**TASK STATEMENT:**
Scan the lines below for the string "http" and report how many lines contain it, giving only the number.

**Recorded data:**
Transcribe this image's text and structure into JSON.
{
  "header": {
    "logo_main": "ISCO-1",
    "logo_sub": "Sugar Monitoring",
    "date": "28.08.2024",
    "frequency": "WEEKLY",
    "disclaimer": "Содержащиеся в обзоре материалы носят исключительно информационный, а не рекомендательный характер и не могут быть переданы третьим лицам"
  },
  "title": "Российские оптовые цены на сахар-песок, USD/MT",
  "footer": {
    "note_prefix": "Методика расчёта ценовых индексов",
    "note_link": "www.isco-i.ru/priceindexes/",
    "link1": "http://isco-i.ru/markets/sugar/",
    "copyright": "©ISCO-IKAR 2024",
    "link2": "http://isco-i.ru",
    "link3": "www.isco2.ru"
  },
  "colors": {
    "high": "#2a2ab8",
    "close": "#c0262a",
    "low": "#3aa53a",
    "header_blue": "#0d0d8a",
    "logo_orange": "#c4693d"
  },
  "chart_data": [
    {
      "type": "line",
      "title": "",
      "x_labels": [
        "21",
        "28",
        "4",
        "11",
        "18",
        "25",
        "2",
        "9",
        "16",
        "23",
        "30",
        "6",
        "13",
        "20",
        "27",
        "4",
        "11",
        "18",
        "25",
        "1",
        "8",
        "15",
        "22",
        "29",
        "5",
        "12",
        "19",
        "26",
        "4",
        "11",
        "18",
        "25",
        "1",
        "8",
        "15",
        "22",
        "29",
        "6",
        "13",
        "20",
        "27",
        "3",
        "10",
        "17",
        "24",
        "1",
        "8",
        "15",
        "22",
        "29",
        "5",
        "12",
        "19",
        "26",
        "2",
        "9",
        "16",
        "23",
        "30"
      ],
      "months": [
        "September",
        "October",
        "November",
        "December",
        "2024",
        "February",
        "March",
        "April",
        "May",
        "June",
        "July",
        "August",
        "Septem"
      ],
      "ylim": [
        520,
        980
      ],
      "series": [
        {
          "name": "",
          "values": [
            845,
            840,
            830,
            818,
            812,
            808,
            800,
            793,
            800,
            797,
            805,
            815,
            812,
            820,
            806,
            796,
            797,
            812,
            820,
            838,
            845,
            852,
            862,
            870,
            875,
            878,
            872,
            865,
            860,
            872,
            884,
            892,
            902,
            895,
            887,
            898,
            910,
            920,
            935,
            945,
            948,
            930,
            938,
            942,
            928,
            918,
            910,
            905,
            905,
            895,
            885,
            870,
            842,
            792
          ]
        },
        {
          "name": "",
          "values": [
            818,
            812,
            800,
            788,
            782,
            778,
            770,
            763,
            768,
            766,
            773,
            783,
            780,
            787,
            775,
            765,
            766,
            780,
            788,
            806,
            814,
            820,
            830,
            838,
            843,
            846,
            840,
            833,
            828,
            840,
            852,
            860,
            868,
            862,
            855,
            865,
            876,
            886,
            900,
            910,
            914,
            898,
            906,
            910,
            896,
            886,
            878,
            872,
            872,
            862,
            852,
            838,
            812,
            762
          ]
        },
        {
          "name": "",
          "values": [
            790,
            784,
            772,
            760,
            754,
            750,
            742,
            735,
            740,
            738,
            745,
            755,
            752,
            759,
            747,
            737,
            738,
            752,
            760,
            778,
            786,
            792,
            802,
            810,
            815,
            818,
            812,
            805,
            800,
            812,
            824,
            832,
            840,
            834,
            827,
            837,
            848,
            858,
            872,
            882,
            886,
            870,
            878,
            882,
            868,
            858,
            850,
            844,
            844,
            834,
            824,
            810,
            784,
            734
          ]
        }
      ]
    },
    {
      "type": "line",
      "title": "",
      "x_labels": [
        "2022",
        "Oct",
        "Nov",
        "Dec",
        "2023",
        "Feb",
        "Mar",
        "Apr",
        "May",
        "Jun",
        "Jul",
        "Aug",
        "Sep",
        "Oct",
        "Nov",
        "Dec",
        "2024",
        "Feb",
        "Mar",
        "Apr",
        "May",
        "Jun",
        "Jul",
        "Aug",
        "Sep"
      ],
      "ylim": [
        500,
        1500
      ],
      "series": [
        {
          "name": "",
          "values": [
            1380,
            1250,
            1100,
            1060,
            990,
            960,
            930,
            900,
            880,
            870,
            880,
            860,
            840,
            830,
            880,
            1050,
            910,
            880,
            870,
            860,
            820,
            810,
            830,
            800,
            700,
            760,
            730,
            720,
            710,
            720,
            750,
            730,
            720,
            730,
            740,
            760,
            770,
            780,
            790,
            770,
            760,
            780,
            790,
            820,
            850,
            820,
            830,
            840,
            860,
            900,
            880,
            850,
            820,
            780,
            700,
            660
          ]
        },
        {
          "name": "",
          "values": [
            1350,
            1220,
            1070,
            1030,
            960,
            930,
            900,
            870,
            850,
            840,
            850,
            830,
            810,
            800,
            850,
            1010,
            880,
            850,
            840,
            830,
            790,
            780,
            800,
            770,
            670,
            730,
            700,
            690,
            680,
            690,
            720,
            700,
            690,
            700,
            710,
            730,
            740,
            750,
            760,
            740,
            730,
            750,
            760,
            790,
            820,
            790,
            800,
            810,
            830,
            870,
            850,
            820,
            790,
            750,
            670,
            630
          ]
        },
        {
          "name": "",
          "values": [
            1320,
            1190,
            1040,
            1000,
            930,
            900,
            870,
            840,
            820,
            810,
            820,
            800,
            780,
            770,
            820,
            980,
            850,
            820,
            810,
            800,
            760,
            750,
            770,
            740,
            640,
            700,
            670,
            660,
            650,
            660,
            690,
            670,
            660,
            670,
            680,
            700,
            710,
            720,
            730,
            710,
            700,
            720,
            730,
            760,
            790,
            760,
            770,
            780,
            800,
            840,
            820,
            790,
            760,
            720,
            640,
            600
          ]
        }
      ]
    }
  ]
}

**SOLUTION:**
2